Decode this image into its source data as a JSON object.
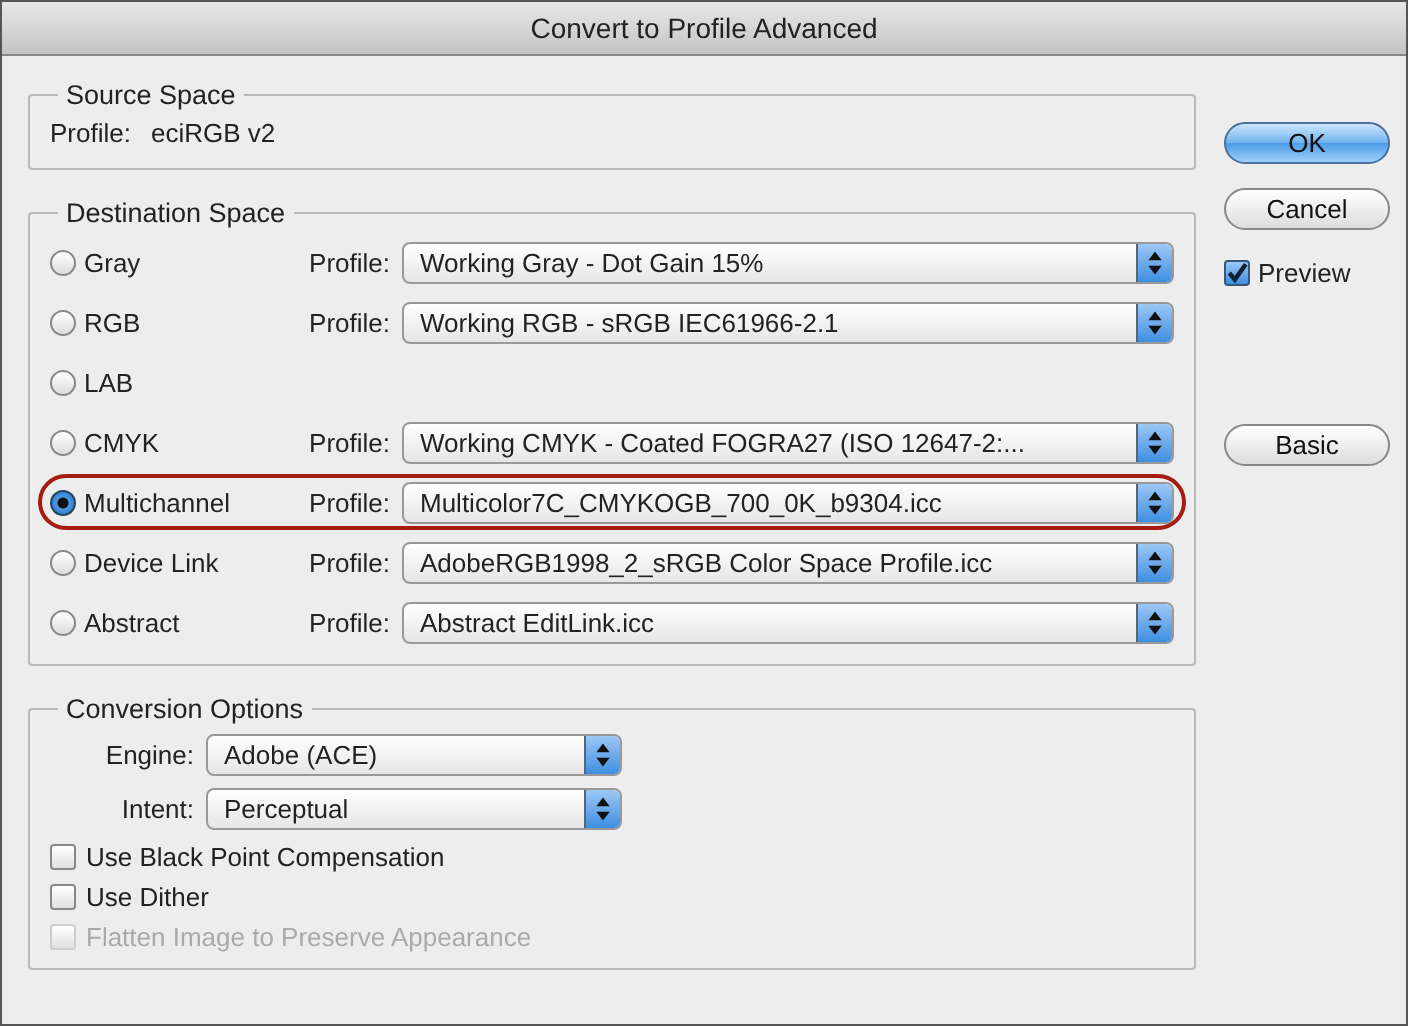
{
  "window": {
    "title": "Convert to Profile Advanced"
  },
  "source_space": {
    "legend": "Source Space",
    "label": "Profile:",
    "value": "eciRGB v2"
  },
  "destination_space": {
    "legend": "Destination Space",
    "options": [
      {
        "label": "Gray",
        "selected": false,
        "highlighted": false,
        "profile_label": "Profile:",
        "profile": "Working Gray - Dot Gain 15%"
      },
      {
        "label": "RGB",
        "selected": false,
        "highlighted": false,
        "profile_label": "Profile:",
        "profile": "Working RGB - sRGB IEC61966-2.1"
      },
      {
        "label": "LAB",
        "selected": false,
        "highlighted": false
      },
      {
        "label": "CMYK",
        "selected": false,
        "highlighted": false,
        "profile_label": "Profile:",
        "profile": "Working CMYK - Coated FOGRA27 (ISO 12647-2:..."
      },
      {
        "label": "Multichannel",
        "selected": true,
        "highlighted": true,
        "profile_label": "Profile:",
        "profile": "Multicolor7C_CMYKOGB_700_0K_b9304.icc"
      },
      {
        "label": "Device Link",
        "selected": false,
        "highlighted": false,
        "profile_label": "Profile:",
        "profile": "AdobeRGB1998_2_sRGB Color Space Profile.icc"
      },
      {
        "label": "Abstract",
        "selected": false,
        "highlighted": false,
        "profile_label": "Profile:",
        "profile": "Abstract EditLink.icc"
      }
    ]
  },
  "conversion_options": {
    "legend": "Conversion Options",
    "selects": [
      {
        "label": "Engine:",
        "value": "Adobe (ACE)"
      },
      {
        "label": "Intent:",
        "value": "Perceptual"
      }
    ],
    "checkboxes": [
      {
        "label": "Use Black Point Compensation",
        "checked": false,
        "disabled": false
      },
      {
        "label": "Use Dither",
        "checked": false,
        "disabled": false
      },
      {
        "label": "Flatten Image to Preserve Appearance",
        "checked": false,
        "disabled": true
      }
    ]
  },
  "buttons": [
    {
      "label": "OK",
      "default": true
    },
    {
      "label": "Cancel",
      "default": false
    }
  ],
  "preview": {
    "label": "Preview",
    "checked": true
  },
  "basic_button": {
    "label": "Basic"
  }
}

• _What the task requires_: Check each line above for the word "Abstract" and give the number of lines that have it, nothing else.

• _Result of this task_: 2